= The request =
Print out each entry below exactly, please.

= Data entries =
· · · · ·

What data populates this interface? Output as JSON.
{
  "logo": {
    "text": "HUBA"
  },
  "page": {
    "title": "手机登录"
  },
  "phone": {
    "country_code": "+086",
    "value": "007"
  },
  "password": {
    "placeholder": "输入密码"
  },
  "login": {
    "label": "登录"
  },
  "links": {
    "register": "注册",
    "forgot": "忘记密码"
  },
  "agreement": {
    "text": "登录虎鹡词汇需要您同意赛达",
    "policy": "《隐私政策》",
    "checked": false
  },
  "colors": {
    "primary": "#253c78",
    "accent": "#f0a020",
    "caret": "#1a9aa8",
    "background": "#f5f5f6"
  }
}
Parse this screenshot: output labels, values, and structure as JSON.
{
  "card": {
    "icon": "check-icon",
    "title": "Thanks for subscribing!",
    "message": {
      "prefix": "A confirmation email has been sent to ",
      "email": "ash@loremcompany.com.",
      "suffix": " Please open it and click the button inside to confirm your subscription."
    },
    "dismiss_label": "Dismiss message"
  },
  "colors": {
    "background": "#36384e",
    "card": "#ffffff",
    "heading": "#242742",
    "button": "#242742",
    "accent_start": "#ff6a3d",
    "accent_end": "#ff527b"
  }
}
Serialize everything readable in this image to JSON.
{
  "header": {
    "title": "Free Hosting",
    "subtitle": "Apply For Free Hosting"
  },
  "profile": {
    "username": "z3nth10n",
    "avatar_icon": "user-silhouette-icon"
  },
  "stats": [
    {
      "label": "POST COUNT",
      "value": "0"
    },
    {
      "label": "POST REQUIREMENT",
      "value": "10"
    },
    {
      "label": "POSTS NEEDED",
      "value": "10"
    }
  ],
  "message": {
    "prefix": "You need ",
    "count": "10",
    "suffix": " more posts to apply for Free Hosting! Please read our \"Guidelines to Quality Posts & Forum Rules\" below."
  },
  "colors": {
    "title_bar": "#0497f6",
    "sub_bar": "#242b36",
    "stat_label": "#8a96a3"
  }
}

· · · · ·

= Full answer =
What data populates this interface? Output as JSON.
{
  "logo": {
    "text": "HUBA"
  },
  "page": {
    "title": "手机登录"
  },
  "phone": {
    "country_code": "+086",
    "value": "007"
  },
  "password": {
    "placeholder": "输入密码"
  },
  "login": {
    "label": "登录"
  },
  "links": {
    "register": "注册",
    "forgot": "忘记密码"
  },
  "agreement": {
    "text": "登录虎鹡词汇需要您同意赛达",
    "policy": "《隐私政策》",
    "checked": false
  },
  "colors": {
    "primary": "#253c78",
    "accent": "#f0a020",
    "caret": "#1a9aa8",
    "background": "#f5f5f6"
  }
}
Parse this screenshot: output labels, values, and structure as JSON.
{
  "card": {
    "icon": "check-icon",
    "title": "Thanks for subscribing!",
    "message": {
      "prefix": "A confirmation email has been sent to ",
      "email": "ash@loremcompany.com.",
      "suffix": " Please open it and click the button inside to confirm your subscription."
    },
    "dismiss_label": "Dismiss message"
  },
  "colors": {
    "background": "#36384e",
    "card": "#ffffff",
    "heading": "#242742",
    "button": "#242742",
    "accent_start": "#ff6a3d",
    "accent_end": "#ff527b"
  }
}
Serialize everything readable in this image to JSON.
{
  "header": {
    "title": "Free Hosting",
    "subtitle": "Apply For Free Hosting"
  },
  "profile": {
    "username": "z3nth10n",
    "avatar_icon": "user-silhouette-icon"
  },
  "stats": [
    {
      "label": "POST COUNT",
      "value": "0"
    },
    {
      "label": "POST REQUIREMENT",
      "value": "10"
    },
    {
      "label": "POSTS NEEDED",
      "value": "10"
    }
  ],
  "message": {
    "prefix": "You need ",
    "count": "10",
    "suffix": " more posts to apply for Free Hosting! Please read our \"Guidelines to Quality Posts & Forum Rules\" below."
  },
  "colors": {
    "title_bar": "#0497f6",
    "sub_bar": "#242b36",
    "stat_label": "#8a96a3"
  }
}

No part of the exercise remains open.